What is asked: Out of the lines in this data, how many include "fields"? Give the number and nothing else.

——————

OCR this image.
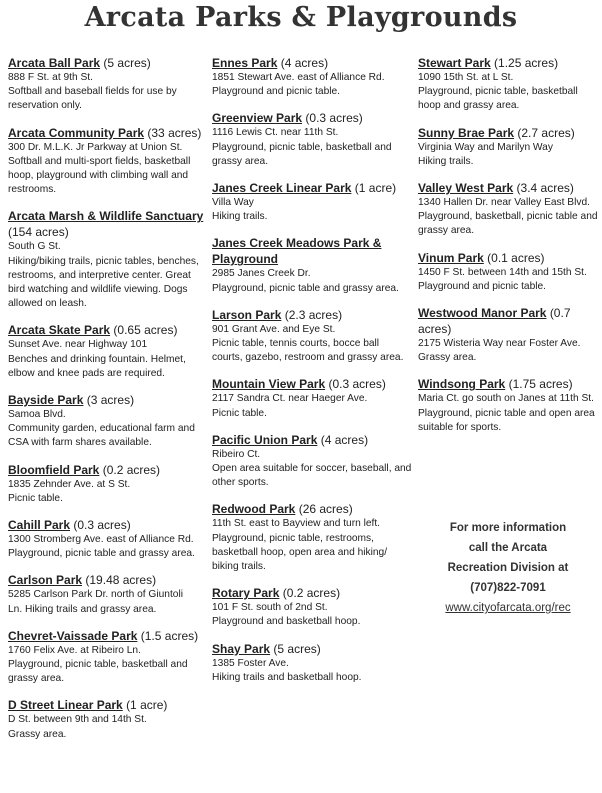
Arcata Parks & Playgrounds
Arcata Ball Park (5 acres)
888 F St. at 9th St.
Softball and baseball fields for use by reservation only.
Arcata Community Park (33 acres)
300 Dr. M.L.K. Jr Parkway at Union St.
Softball and multi-sport fields, basketball hoop, playground with climbing wall and restrooms.
Arcata Marsh & Wildlife Sanctuary (154 acres)
South G St.
Hiking/biking trails, picnic tables, benches, restrooms, and interpretive center. Great bird watching and wildlife viewing. Dogs allowed on leash.
Arcata Skate Park (0.65 acres)
Sunset Ave. near Highway 101
Benches and drinking fountain. Helmet, elbow and knee pads are required.
Bayside Park (3 acres)
Samoa Blvd.
Community garden, educational farm and CSA with farm shares available.
Bloomfield Park (0.2 acres)
1835 Zehnder Ave. at S St.
Picnic table.
Cahill Park (0.3 acres)
1300 Stromberg Ave. east of Alliance Rd.
Playground, picnic table and grassy area.
Carlson Park (19.48 acres)
5285 Carlson Park Dr. north of Giuntoli
Ln. Hiking trails and grassy area.
Chevret-Vaissade Park (1.5 acres)
1760 Felix Ave. at Ribeiro Ln.
Playground, picnic table, basketball and grassy area.
D Street Linear Park (1 acre)
D St. between 9th and 14th St.
Grassy area.
Ennes Park (4 acres)
1851 Stewart Ave. east of Alliance Rd.
Playground and picnic table.
Greenview Park (0.3 acres)
1116 Lewis Ct. near 11th St.
Playground, picnic table, basketball and grassy area.
Janes Creek Linear Park (1 acre)
Villa Way
Hiking trails.
Janes Creek Meadows Park & Playground
2985 Janes Creek Dr.
Playground, picnic table and grassy area.
Larson Park (2.3 acres)
901 Grant Ave. and Eye St.
Picnic table, tennis courts, bocce ball courts, gazebo, restroom and grassy area.
Mountain View Park (0.3 acres)
2117 Sandra Ct. near Haeger Ave.
Picnic table.
Pacific Union Park (4 acres)
Ribeiro Ct.
Open area suitable for soccer, baseball, and other sports.
Redwood Park (26 acres)
11th St. east to Bayview and turn left.
Playground, picnic table, restrooms, basketball hoop, open area and hiking/ biking trails.
Rotary Park (0.2 acres)
101 F St. south of 2nd St.
Playground and basketball hoop.
Shay Park (5 acres)
1385 Foster Ave.
Hiking trails and basketball hoop.
Stewart Park (1.25 acres)
1090 15th St. at L St.
Playground, picnic table, basketball hoop and grassy area.
Sunny Brae Park (2.7 acres)
Virginia Way and Marilyn Way
Hiking trails.
Valley West Park (3.4 acres)
1340 Hallen Dr. near Valley East Blvd.
Playground, basketball, picnic table and grassy area.
Vinum Park (0.1 acres)
1450 F St. between 14th and 15th St.
Playground and picnic table.
Westwood Manor Park (0.7 acres)
2175 Wisteria Way near Foster Ave.
Grassy area.
Windsong Park (1.75 acres)
Maria Ct. go south on Janes at 11th St.
Playground, picnic table and open area suitable for sports.
For more information
call the Arcata
Recreation Division at
(707)822-7091
www.cityofarcata.org/rec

——————

Solution for this problem: 2